В ряду подписантов положение Толстого было едва ли не самое сложное. На нем лежало несмываемое клеймо сменовеховства: игра в эту историческую мечту очень скоро закончилась. Как справедливо сказано в книге М. Агурского «Идеология национал-большевизма», «ненужное более сменовеховство было с презрением выброшено за борт. Оно сыграло свою роль перекладных лошадей, довезших партийную карету до следующей станции».

Сменовеховцы, таким образом, сделали свое дело, вернули в Россию тех, кого можно было вернуть, вернулись сами, и больше нужны не были. Скорее, в них видели теперь опасность: из внешних союзников советской республики, разлагавших изнутри эмиграцию, какими они были два-три года назад, они мало-помалу превращались в свою противоположность: потенциальных внутренних врагов. Те, кто предал старых друзей, мог предать и новых. Им не верили. Да и вообще у большевиков никогда не было единого мнения по вопросу о сменовеховцах, так что Толстой сильно рисковал, вступив сначала в эту партию, а вслед за тем на советскую землю и превратившись в заложника меж- и внутрипартийной борьбы.

— ЗАДАНИЕ 1 —
Определите, согласуются ли с отрывком о сменовеховстве утверждения (a), (b) и (c). Для каждого ответьте «да» или «нет» и процитируйте решающие слова отрывка.
(a) Книга «Идеология национал-большевизма» принадлежит М. Агурскому.
(b) У большевиков было единое мнение о сменовеховцах.
(c) Сменовеховцам по-прежнему доверяли.

[Записи о том, где расположены элементы]
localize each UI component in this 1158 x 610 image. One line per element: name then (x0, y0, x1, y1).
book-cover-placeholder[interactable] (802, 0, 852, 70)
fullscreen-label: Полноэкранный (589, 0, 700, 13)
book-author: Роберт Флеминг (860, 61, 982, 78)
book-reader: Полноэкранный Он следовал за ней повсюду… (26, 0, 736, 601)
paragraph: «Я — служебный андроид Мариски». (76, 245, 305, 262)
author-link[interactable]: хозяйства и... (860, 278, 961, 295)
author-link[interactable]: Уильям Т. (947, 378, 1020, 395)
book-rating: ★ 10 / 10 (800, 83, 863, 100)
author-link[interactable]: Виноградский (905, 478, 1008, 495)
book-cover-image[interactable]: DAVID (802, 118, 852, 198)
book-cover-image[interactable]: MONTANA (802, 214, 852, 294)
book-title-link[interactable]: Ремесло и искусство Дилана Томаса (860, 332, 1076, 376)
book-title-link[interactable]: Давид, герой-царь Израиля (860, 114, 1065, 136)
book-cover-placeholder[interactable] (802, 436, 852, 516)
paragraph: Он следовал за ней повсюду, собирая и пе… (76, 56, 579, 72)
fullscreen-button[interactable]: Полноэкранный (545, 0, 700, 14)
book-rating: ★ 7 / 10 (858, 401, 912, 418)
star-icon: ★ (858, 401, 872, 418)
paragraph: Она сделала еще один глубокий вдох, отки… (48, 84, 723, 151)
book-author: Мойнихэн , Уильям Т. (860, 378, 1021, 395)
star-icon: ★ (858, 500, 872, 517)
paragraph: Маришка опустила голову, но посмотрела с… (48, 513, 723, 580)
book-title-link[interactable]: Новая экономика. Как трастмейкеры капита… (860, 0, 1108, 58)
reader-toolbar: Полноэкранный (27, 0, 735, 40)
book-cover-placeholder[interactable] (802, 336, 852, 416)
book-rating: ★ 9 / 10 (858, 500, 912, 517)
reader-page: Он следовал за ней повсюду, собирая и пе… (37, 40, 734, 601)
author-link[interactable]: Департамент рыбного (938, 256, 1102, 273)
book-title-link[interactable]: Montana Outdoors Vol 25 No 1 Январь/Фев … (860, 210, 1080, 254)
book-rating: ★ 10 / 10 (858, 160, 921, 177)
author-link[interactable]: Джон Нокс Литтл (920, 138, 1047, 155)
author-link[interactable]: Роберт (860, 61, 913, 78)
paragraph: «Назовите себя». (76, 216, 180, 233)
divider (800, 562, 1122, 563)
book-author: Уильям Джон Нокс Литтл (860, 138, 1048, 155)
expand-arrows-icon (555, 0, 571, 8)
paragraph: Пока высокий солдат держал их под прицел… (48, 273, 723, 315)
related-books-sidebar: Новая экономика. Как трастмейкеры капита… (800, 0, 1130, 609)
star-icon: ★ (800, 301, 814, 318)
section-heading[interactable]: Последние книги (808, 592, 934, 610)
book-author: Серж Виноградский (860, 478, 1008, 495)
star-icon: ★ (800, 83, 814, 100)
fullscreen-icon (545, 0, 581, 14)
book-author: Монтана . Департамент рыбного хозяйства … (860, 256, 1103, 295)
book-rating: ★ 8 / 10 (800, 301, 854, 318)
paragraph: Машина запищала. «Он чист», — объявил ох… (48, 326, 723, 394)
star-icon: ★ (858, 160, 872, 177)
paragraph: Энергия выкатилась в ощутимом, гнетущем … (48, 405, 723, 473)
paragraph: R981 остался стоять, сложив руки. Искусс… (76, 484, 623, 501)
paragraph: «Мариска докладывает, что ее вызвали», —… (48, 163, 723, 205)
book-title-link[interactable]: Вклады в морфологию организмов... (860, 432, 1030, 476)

— ЗАДАНИЕ 2 —
Пожалуйста, обновите перечень с его первой строки до строки с «book-author: Роберт Флеминг» включительно, заменив «Полноэкранный» на «Во весь экран». Всё остальное оставьте без изменений и выведите только эти строки.

— ОТВЕТ 1 —
(a) Да: «в книге М. Агурского «Идеология национал-большевизма»».
(b) Нет: «у большевиков никогда не было единого мнения по вопросу о сменовеховцах».
(c) Нет: «Им не верили».

— ОТВЕТ 2 —
localize each UI component in this 1158 x 610 image. One line per element: name then (x0, y0, x1, y1).
book-cover-placeholder[interactable] (802, 0, 852, 70)
fullscreen-label: Во весь экран (589, 0, 700, 13)
book-author: Роберт Флеминг (860, 61, 982, 78)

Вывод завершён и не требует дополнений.